Gather each line of the records where "доэвтектоидной" appears.

§ **Saved entries**:
BEGIN

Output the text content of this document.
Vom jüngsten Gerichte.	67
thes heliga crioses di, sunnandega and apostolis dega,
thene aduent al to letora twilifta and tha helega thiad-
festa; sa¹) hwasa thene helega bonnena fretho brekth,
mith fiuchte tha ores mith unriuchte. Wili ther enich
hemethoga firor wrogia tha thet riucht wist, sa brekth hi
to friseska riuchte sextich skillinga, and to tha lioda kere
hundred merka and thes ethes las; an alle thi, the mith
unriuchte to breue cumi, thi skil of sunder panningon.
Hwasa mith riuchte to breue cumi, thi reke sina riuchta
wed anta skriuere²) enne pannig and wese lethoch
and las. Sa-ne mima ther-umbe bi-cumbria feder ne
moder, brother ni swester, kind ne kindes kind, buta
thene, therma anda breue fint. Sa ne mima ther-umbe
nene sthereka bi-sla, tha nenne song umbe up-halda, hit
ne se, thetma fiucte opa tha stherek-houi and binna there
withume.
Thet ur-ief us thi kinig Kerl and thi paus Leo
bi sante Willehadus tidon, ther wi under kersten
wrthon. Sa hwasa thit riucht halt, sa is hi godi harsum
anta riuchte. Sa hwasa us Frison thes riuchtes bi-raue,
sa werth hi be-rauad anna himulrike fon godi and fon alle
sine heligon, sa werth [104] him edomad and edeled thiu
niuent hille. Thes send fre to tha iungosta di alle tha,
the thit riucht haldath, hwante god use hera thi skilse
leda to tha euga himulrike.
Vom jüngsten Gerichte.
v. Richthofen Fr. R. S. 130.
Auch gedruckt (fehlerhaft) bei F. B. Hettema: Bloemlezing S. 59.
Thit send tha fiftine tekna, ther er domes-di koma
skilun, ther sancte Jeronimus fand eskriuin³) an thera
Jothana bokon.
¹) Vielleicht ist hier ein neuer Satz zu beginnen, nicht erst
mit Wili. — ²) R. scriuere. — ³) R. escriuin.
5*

END
BEGIN

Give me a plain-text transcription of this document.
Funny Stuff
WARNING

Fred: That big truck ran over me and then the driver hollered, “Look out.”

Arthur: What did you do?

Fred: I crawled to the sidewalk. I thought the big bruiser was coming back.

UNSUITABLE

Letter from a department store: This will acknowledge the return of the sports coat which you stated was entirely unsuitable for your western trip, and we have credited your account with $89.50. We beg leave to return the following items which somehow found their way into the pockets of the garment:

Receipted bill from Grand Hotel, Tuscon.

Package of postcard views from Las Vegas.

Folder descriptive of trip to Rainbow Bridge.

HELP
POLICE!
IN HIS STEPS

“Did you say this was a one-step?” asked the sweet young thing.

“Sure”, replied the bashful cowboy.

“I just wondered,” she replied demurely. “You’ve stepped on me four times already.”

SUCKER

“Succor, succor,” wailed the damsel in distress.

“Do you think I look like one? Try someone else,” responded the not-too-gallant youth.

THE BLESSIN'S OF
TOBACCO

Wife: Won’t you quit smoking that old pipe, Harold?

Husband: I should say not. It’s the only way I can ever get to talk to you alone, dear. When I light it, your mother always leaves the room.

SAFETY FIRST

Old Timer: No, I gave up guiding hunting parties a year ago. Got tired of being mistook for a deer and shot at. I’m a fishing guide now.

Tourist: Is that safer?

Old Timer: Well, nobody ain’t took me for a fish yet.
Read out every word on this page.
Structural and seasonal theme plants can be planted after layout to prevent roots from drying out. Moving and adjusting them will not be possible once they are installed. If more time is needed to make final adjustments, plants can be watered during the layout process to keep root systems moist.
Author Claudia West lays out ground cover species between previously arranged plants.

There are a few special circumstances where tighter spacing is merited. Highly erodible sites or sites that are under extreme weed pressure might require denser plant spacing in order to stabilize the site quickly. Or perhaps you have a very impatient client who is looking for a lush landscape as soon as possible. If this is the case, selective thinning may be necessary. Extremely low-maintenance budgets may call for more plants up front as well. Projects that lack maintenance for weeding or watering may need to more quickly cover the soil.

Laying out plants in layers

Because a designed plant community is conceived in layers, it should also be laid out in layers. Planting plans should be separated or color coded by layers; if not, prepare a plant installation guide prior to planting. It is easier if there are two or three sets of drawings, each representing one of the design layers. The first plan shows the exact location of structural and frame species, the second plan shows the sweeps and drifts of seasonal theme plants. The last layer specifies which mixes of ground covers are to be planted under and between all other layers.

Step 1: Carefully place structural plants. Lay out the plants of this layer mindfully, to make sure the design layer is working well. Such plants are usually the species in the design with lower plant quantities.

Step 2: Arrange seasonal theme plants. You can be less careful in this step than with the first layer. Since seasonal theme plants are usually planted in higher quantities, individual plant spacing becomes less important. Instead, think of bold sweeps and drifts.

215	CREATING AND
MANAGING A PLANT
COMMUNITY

END
BEGIN

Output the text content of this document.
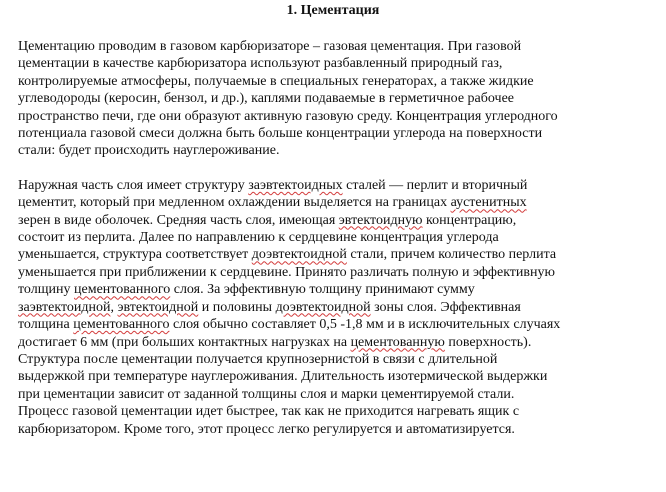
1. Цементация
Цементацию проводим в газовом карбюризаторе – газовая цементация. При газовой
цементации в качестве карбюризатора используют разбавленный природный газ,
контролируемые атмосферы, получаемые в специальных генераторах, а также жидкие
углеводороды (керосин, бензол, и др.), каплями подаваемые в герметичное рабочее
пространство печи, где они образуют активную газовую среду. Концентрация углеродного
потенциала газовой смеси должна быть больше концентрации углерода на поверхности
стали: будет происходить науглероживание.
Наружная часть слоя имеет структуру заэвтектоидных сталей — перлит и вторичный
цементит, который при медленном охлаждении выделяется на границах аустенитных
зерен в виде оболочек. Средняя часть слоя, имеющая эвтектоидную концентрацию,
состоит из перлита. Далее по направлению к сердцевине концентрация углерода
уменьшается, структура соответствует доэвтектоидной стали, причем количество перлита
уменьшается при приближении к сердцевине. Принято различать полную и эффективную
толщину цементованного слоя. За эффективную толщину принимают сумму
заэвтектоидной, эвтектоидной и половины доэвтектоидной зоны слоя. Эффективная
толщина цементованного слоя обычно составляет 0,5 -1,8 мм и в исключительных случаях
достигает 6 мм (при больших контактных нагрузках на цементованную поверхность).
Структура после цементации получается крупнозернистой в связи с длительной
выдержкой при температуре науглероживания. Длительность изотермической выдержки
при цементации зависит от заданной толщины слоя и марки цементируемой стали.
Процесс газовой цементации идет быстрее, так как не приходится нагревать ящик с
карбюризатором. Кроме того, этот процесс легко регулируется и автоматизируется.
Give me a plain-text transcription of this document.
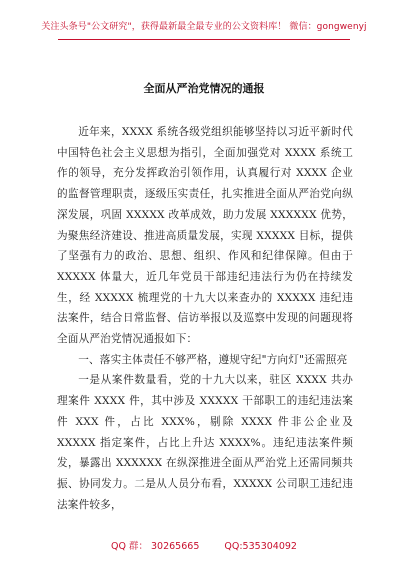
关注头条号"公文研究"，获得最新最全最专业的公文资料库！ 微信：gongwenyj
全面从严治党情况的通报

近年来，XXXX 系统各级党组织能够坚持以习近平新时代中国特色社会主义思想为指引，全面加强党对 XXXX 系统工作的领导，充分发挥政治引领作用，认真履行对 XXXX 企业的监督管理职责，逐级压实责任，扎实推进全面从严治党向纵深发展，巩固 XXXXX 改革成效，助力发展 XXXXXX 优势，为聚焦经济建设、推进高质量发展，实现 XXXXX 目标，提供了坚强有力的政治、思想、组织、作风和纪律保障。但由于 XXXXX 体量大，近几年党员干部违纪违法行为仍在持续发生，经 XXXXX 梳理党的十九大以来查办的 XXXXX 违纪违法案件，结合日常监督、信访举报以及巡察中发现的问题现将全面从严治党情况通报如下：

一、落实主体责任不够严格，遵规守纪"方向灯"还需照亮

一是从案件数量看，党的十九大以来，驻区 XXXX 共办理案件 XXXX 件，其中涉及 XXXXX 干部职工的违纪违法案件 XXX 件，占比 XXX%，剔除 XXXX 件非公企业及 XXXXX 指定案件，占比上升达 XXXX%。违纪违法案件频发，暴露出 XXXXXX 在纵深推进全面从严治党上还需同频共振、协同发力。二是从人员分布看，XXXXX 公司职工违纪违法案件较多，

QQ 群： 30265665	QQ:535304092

END

§ **RESPONSE FOR THIS EXERCISE**:
уменьшается, структура соответствует доэвтектоидной стали, причем количество перлита
заэвтектоидной, эвтектоидной и половины доэвтектоидной зоны слоя. Эффективная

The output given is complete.